(Labeled region entries)
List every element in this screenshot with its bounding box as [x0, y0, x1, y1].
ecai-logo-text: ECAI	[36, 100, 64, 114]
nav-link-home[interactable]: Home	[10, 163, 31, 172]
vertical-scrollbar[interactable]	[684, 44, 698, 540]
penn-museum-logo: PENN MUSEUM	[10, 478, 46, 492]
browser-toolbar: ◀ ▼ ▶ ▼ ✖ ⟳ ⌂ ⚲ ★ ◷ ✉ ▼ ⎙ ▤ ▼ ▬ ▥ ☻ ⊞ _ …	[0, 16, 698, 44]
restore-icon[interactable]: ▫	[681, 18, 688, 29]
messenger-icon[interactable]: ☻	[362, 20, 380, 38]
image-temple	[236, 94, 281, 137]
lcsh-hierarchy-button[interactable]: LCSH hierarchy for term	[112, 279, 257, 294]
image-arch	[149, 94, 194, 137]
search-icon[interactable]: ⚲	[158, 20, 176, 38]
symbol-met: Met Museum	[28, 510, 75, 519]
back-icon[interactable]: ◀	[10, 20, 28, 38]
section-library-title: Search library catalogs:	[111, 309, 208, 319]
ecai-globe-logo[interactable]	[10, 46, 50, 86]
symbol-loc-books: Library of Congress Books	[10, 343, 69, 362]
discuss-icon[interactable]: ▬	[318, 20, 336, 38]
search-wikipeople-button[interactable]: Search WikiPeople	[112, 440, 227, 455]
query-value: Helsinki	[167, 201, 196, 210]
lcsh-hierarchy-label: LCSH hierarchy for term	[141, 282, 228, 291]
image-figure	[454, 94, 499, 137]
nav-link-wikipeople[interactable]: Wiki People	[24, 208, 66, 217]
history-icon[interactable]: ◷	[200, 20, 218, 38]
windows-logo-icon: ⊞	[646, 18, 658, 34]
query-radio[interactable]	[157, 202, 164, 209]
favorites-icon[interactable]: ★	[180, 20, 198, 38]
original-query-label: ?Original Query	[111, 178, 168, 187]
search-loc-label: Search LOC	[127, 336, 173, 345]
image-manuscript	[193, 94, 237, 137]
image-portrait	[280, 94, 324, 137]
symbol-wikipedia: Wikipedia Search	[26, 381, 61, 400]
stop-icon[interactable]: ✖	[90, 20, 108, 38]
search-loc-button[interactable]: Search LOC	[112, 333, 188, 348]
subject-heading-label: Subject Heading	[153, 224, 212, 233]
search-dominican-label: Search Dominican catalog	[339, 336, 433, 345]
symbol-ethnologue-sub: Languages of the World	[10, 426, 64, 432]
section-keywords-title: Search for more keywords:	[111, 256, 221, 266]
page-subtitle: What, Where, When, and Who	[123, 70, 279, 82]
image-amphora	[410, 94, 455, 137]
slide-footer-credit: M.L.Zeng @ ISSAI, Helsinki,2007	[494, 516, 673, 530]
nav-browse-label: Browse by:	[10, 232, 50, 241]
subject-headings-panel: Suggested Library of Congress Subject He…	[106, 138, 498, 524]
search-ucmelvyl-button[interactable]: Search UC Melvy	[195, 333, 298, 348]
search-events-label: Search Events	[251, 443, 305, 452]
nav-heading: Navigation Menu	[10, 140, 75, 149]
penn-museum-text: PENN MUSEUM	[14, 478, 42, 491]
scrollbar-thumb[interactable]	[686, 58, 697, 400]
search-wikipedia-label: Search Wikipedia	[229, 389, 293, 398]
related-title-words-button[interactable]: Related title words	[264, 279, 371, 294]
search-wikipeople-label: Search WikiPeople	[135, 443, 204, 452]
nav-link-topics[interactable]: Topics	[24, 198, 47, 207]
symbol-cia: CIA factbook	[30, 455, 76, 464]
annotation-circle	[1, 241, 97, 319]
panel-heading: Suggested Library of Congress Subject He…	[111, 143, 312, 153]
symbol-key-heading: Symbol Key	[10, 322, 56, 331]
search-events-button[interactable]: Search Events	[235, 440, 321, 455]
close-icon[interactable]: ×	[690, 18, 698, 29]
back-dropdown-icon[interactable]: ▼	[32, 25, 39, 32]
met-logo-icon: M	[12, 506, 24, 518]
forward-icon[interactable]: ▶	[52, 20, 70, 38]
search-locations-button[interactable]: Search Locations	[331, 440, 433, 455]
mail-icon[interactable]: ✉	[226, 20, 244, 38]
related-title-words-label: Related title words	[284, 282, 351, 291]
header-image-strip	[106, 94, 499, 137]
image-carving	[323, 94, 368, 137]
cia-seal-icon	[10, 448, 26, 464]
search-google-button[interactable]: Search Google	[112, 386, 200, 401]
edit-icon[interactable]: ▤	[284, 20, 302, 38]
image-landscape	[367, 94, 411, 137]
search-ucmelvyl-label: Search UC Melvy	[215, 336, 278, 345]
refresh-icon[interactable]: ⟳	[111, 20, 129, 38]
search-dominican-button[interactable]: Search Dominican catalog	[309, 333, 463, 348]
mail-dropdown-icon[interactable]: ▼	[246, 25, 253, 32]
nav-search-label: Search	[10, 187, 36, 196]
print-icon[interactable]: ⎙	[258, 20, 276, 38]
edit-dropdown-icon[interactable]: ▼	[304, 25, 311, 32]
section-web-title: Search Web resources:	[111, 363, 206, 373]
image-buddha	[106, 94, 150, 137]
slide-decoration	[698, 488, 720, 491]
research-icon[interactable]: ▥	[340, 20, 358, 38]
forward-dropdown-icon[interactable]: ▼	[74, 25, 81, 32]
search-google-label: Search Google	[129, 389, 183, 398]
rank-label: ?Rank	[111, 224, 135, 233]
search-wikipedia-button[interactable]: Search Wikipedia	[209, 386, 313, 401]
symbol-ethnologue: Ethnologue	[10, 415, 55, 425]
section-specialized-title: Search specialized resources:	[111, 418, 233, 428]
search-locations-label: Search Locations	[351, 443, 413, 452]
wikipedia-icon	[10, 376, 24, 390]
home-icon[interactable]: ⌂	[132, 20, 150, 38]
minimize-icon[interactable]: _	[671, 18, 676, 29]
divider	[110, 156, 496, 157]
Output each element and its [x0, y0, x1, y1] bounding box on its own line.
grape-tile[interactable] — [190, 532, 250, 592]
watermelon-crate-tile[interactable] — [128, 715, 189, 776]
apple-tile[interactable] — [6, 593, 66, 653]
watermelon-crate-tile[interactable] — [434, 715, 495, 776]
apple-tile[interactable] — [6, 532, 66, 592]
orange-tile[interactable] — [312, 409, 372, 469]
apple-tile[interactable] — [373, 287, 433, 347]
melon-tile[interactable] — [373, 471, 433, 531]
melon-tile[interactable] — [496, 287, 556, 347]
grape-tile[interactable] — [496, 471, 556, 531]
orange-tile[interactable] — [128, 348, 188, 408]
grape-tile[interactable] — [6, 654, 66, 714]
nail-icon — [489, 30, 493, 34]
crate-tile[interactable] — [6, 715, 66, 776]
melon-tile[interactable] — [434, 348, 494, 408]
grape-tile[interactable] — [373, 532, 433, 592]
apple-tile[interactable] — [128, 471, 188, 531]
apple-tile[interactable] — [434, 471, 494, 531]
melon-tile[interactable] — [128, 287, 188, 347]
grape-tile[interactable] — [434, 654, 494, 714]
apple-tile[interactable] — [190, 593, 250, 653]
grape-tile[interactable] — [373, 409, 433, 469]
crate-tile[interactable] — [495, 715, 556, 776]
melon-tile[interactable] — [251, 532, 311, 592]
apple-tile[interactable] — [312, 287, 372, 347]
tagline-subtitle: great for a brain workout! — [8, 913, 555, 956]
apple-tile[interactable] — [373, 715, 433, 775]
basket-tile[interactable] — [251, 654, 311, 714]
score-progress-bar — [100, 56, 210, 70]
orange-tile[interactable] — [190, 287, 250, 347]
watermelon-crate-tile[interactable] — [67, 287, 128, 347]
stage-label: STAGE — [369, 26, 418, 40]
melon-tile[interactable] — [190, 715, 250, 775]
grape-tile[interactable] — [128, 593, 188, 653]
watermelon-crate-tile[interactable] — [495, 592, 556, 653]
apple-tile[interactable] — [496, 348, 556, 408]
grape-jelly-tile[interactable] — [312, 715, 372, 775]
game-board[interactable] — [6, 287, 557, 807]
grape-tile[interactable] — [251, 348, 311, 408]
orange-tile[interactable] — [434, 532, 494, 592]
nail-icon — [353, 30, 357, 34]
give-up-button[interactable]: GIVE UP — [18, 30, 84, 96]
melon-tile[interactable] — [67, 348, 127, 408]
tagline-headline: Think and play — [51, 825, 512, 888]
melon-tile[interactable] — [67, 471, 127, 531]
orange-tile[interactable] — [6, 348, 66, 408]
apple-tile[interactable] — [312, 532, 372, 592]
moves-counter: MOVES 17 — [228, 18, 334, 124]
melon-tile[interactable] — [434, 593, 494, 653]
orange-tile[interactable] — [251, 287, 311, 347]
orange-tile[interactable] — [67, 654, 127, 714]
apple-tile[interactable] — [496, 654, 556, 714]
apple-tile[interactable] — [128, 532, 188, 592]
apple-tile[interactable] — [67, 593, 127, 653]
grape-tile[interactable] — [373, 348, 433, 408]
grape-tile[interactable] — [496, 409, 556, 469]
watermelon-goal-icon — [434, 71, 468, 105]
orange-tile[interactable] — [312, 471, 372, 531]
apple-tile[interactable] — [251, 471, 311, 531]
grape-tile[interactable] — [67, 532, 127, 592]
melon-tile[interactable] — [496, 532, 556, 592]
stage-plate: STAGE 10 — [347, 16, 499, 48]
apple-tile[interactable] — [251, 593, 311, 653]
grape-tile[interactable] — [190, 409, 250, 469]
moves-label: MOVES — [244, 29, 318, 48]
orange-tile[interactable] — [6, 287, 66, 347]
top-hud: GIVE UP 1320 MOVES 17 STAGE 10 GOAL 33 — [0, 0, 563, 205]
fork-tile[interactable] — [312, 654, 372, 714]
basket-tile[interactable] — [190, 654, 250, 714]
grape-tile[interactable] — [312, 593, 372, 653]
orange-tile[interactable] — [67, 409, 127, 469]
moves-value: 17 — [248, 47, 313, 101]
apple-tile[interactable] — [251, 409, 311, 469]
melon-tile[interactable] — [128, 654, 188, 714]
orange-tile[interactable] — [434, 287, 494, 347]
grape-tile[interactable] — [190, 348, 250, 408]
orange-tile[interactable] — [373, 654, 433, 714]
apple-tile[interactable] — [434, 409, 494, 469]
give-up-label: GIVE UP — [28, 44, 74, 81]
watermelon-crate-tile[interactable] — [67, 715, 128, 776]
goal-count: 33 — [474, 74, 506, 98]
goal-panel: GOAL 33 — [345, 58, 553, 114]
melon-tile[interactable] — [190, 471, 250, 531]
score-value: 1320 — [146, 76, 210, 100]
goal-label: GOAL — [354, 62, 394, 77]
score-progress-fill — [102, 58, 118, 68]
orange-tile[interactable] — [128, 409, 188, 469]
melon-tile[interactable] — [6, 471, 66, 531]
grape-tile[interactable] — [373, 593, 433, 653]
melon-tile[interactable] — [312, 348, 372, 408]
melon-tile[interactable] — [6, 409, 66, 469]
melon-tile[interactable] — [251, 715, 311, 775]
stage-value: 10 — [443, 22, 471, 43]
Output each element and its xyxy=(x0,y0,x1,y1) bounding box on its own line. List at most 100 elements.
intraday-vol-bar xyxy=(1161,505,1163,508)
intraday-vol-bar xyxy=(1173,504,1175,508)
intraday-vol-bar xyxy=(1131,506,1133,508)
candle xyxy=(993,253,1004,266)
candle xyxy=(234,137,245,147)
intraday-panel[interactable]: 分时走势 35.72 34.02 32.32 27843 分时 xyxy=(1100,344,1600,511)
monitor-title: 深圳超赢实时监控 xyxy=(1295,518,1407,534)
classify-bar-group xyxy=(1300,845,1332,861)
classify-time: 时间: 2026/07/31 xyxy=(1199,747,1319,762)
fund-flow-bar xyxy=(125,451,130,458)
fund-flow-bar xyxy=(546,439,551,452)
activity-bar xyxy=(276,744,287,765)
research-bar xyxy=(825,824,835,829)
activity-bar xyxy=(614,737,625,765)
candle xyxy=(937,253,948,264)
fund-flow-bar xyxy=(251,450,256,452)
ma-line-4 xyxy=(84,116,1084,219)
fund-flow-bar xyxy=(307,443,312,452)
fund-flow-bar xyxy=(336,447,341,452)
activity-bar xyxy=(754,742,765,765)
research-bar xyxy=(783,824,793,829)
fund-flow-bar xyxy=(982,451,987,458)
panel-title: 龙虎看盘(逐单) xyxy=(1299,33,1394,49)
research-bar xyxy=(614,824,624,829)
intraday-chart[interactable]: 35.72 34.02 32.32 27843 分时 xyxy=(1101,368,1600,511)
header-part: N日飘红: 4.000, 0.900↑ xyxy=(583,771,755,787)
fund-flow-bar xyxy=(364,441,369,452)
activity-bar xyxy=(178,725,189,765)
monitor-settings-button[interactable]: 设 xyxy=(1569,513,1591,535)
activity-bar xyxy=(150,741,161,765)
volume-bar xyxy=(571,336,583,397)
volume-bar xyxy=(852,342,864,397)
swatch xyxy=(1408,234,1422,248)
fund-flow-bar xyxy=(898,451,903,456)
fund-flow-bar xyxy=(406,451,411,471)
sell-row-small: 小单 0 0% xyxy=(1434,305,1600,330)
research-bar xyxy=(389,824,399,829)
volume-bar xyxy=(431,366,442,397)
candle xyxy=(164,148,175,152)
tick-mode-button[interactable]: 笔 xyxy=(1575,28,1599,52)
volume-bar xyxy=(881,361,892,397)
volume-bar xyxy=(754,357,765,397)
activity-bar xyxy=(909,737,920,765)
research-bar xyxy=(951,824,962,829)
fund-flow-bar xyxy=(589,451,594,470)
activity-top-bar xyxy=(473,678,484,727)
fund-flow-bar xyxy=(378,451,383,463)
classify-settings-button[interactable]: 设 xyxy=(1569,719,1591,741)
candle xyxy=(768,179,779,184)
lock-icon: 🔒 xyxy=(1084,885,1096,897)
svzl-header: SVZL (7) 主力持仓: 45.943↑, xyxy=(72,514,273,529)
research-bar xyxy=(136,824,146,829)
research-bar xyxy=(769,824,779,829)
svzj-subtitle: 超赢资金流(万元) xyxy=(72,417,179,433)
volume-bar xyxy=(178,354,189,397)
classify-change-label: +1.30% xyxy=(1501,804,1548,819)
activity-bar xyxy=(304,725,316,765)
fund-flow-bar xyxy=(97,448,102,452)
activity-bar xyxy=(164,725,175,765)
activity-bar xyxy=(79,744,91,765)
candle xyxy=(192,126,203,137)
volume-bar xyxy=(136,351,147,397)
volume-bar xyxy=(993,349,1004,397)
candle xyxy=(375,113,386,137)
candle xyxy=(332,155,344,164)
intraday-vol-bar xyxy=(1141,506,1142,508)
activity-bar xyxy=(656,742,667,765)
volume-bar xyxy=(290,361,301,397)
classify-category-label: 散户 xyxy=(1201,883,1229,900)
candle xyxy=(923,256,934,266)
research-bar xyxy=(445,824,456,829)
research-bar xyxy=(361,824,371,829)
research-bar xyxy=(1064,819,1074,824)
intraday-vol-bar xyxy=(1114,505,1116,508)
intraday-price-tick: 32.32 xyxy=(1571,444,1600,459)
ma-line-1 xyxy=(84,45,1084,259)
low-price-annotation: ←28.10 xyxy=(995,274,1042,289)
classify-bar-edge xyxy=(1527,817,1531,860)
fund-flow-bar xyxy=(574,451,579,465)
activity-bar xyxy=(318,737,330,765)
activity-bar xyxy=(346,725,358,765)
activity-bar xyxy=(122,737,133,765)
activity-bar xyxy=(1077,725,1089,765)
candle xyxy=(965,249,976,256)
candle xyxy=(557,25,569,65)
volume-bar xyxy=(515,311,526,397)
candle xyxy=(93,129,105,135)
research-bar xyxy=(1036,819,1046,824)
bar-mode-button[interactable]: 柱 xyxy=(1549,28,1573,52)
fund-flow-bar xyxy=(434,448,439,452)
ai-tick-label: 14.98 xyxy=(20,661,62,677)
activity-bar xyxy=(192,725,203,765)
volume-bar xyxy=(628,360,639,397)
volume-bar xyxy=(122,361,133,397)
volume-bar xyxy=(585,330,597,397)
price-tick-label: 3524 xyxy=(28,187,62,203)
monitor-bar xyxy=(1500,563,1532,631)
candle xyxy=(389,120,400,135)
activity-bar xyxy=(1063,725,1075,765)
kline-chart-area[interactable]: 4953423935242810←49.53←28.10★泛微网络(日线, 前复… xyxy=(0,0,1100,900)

> **WHAT TO PRODUCE**
Can you extract the lines of the material from its very first line through the line that contains "20, 176, 38]", including both, and repeat them unchanged?

> **OUTPUT OF THE EXERCISE**
List every element in this screenshot with its bounding box as [x0, y0, x1, y1].
ecai-logo-text: ECAI	[36, 100, 64, 114]
nav-link-home[interactable]: Home	[10, 163, 31, 172]
vertical-scrollbar[interactable]	[684, 44, 698, 540]
penn-museum-logo: PENN MUSEUM	[10, 478, 46, 492]
browser-toolbar: ◀ ▼ ▶ ▼ ✖ ⟳ ⌂ ⚲ ★ ◷ ✉ ▼ ⎙ ▤ ▼ ▬ ▥ ☻ ⊞ _ …	[0, 16, 698, 44]
restore-icon[interactable]: ▫	[681, 18, 688, 29]
messenger-icon[interactable]: ☻	[362, 20, 380, 38]
image-temple	[236, 94, 281, 137]
lcsh-hierarchy-button[interactable]: LCSH hierarchy for term	[112, 279, 257, 294]
image-arch	[149, 94, 194, 137]
search-icon[interactable]: ⚲	[158, 20, 176, 38]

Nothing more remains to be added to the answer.